(Dataset extract)
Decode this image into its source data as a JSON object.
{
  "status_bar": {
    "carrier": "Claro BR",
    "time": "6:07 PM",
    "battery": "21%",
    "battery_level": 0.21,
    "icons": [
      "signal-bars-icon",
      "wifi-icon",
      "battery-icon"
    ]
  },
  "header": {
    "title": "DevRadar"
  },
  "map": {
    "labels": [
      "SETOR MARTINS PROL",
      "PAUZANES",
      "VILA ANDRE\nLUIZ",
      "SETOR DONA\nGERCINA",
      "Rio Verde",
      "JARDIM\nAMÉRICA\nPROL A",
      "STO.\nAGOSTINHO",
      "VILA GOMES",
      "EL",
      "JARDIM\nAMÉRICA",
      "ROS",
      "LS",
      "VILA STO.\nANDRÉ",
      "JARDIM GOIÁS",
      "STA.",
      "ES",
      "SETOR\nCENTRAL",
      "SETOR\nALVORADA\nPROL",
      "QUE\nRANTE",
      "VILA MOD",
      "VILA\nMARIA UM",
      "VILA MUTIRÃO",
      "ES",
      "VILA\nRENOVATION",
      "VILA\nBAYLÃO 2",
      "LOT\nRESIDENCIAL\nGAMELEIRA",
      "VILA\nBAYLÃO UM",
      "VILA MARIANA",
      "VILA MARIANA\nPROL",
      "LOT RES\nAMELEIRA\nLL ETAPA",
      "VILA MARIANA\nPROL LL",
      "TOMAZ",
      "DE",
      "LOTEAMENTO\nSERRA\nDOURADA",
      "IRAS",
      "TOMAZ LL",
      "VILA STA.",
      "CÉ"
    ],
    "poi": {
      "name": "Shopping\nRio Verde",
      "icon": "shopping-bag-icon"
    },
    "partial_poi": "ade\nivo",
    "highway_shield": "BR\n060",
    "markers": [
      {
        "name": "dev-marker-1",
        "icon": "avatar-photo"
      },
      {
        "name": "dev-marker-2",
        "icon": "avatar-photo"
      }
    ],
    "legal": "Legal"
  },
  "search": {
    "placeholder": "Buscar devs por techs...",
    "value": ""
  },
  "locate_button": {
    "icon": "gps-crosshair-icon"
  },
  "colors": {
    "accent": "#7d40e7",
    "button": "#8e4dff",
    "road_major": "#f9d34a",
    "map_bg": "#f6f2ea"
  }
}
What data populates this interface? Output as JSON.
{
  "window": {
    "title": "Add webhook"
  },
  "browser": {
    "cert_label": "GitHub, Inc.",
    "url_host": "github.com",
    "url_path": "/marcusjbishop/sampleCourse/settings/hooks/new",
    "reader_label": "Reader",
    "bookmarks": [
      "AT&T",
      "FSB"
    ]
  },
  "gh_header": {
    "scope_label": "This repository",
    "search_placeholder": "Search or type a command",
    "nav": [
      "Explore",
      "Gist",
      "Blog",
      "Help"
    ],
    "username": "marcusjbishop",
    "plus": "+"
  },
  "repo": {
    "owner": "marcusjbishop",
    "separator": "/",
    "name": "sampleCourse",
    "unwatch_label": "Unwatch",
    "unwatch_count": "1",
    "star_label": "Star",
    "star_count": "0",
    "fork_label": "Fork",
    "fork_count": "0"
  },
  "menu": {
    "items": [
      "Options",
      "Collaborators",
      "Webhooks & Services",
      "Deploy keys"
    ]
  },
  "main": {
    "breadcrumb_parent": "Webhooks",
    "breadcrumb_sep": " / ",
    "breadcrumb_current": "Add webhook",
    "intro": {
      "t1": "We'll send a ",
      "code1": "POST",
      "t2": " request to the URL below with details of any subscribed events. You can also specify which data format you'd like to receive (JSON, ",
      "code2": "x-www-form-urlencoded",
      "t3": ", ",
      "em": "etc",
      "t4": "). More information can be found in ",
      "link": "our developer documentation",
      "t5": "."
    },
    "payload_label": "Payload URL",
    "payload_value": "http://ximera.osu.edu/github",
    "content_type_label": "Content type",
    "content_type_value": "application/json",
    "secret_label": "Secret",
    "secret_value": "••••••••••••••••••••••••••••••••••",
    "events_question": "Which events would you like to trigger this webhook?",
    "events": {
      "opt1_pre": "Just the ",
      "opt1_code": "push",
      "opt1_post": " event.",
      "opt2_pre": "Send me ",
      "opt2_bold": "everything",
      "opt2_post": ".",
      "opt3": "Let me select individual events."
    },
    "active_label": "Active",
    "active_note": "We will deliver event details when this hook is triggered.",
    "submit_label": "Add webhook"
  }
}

(Your task) Nothing should be left out: repeat all of the data exactly.

(Exercise answer)
Decode this image into its source data as a JSON object.
{
  "status_bar": {
    "carrier": "Claro BR",
    "time": "6:07 PM",
    "battery": "21%",
    "battery_level": 0.21,
    "icons": [
      "signal-bars-icon",
      "wifi-icon",
      "battery-icon"
    ]
  },
  "header": {
    "title": "DevRadar"
  },
  "map": {
    "labels": [
      "SETOR MARTINS PROL",
      "PAUZANES",
      "VILA ANDRE\nLUIZ",
      "SETOR DONA\nGERCINA",
      "Rio Verde",
      "JARDIM\nAMÉRICA\nPROL A",
      "STO.\nAGOSTINHO",
      "VILA GOMES",
      "EL",
      "JARDIM\nAMÉRICA",
      "ROS",
      "LS",
      "VILA STO.\nANDRÉ",
      "JARDIM GOIÁS",
      "STA.",
      "ES",
      "SETOR\nCENTRAL",
      "SETOR\nALVORADA\nPROL",
      "QUE\nRANTE",
      "VILA MOD",
      "VILA\nMARIA UM",
      "VILA MUTIRÃO",
      "ES",
      "VILA\nRENOVATION",
      "VILA\nBAYLÃO 2",
      "LOT\nRESIDENCIAL\nGAMELEIRA",
      "VILA\nBAYLÃO UM",
      "VILA MARIANA",
      "VILA MARIANA\nPROL",
      "LOT RES\nAMELEIRA\nLL ETAPA",
      "VILA MARIANA\nPROL LL",
      "TOMAZ",
      "DE",
      "LOTEAMENTO\nSERRA\nDOURADA",
      "IRAS",
      "TOMAZ LL",
      "VILA STA.",
      "CÉ"
    ],
    "poi": {
      "name": "Shopping\nRio Verde",
      "icon": "shopping-bag-icon"
    },
    "partial_poi": "ade\nivo",
    "highway_shield": "BR\n060",
    "markers": [
      {
        "name": "dev-marker-1",
        "icon": "avatar-photo"
      },
      {
        "name": "dev-marker-2",
        "icon": "avatar-photo"
      }
    ],
    "legal": "Legal"
  },
  "search": {
    "placeholder": "Buscar devs por techs...",
    "value": ""
  },
  "locate_button": {
    "icon": "gps-crosshair-icon"
  },
  "colors": {
    "accent": "#7d40e7",
    "button": "#8e4dff",
    "road_major": "#f9d34a",
    "map_bg": "#f6f2ea"
  }
}
What data populates this interface? Output as JSON.
{
  "window": {
    "title": "Add webhook"
  },
  "browser": {
    "cert_label": "GitHub, Inc.",
    "url_host": "github.com",
    "url_path": "/marcusjbishop/sampleCourse/settings/hooks/new",
    "reader_label": "Reader",
    "bookmarks": [
      "AT&T",
      "FSB"
    ]
  },
  "gh_header": {
    "scope_label": "This repository",
    "search_placeholder": "Search or type a command",
    "nav": [
      "Explore",
      "Gist",
      "Blog",
      "Help"
    ],
    "username": "marcusjbishop",
    "plus": "+"
  },
  "repo": {
    "owner": "marcusjbishop",
    "separator": "/",
    "name": "sampleCourse",
    "unwatch_label": "Unwatch",
    "unwatch_count": "1",
    "star_label": "Star",
    "star_count": "0",
    "fork_label": "Fork",
    "fork_count": "0"
  },
  "menu": {
    "items": [
      "Options",
      "Collaborators",
      "Webhooks & Services",
      "Deploy keys"
    ]
  },
  "main": {
    "breadcrumb_parent": "Webhooks",
    "breadcrumb_sep": " / ",
    "breadcrumb_current": "Add webhook",
    "intro": {
      "t1": "We'll send a ",
      "code1": "POST",
      "t2": " request to the URL below with details of any subscribed events. You can also specify which data format you'd like to receive (JSON, ",
      "code2": "x-www-form-urlencoded",
      "t3": ", ",
      "em": "etc",
      "t4": "). More information can be found in ",
      "link": "our developer documentation",
      "t5": "."
    },
    "payload_label": "Payload URL",
    "payload_value": "http://ximera.osu.edu/github",
    "content_type_label": "Content type",
    "content_type_value": "application/json",
    "secret_label": "Secret",
    "secret_value": "••••••••••••••••••••••••••••••••••",
    "events_question": "Which events would you like to trigger this webhook?",
    "events": {
      "opt1_pre": "Just the ",
      "opt1_code": "push",
      "opt1_post": " event.",
      "opt2_pre": "Send me ",
      "opt2_bold": "everything",
      "opt2_post": ".",
      "opt3": "Let me select individual events."
    },
    "active_label": "Active",
    "active_note": "We will deliver event details when this hook is triggered.",
    "submit_label": "Add webhook"
  }
}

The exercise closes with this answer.